▸ INSTRUCTIONS FOR THE TASK: Could you repeat each of the following rows back unchanged?

▸ INPUT ROWS:
▬▬▬▬▬▬▬▬▬▬

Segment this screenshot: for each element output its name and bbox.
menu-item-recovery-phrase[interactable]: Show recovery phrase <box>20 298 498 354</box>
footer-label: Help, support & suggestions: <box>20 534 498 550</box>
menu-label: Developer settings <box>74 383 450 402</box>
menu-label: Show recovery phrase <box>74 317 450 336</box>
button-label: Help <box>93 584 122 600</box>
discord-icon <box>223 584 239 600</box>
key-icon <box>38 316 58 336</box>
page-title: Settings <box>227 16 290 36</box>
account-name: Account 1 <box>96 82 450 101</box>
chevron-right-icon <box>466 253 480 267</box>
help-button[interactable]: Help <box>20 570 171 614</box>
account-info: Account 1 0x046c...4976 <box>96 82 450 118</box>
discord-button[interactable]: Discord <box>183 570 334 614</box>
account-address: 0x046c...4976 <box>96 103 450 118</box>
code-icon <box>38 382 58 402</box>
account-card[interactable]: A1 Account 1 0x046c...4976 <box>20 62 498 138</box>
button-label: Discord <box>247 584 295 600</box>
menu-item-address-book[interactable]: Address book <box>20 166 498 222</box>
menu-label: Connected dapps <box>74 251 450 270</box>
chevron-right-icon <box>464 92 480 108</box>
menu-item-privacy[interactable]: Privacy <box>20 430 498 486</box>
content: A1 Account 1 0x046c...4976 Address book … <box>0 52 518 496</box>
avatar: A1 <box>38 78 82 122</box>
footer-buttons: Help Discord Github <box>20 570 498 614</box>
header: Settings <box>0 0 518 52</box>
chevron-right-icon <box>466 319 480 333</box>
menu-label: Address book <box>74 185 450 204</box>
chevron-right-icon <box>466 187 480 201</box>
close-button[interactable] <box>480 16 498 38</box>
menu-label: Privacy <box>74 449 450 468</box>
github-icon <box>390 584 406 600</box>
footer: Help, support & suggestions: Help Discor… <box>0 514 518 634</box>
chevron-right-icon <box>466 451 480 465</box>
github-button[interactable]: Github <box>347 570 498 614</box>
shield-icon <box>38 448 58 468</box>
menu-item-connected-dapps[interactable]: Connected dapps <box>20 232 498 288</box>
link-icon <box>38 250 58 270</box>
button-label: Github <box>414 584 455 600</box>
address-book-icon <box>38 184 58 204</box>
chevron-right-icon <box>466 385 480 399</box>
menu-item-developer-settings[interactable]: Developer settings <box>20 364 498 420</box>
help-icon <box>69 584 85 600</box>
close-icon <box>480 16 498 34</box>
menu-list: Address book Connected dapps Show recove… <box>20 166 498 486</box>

▬▬▬▬▬▬▬▬▬▬

▸ SOLUTION TO THIS TASK:
Segment this screenshot: for each element output its name and bbox.
menu-item-recovery-phrase[interactable]: Show recovery phrase <box>20 298 498 354</box>
footer-label: Help, support & suggestions: <box>20 534 498 550</box>
menu-label: Developer settings <box>74 383 450 402</box>
menu-label: Show recovery phrase <box>74 317 450 336</box>
button-label: Help <box>93 584 122 600</box>
discord-icon <box>223 584 239 600</box>
key-icon <box>38 316 58 336</box>
page-title: Settings <box>227 16 290 36</box>
account-name: Account 1 <box>96 82 450 101</box>
chevron-right-icon <box>466 253 480 267</box>
help-button[interactable]: Help <box>20 570 171 614</box>
account-info: Account 1 0x046c...4976 <box>96 82 450 118</box>
discord-button[interactable]: Discord <box>183 570 334 614</box>
account-address: 0x046c...4976 <box>96 103 450 118</box>
code-icon <box>38 382 58 402</box>
account-card[interactable]: A1 Account 1 0x046c...4976 <box>20 62 498 138</box>
button-label: Discord <box>247 584 295 600</box>
menu-item-address-book[interactable]: Address book <box>20 166 498 222</box>
menu-label: Connected dapps <box>74 251 450 270</box>
chevron-right-icon <box>464 92 480 108</box>
menu-item-privacy[interactable]: Privacy <box>20 430 498 486</box>
content: A1 Account 1 0x046c...4976 Address book … <box>0 52 518 496</box>
avatar: A1 <box>38 78 82 122</box>
footer-buttons: Help Discord Github <box>20 570 498 614</box>
header: Settings <box>0 0 518 52</box>
chevron-right-icon <box>466 319 480 333</box>
menu-label: Address book <box>74 185 450 204</box>
chevron-right-icon <box>466 187 480 201</box>
close-button[interactable] <box>480 16 498 38</box>
menu-label: Privacy <box>74 449 450 468</box>
github-icon <box>390 584 406 600</box>
footer: Help, support & suggestions: Help Discor… <box>0 514 518 634</box>
chevron-right-icon <box>466 451 480 465</box>
github-button[interactable]: Github <box>347 570 498 614</box>
shield-icon <box>38 448 58 468</box>
menu-item-connected-dapps[interactable]: Connected dapps <box>20 232 498 288</box>
link-icon <box>38 250 58 270</box>
button-label: Github <box>414 584 455 600</box>
address-book-icon <box>38 184 58 204</box>
chevron-right-icon <box>466 385 480 399</box>
menu-item-developer-settings[interactable]: Developer settings <box>20 364 498 420</box>
help-icon <box>69 584 85 600</box>
close-icon <box>480 16 498 34</box>
menu-list: Address book Connected dapps Show recove… <box>20 166 498 486</box>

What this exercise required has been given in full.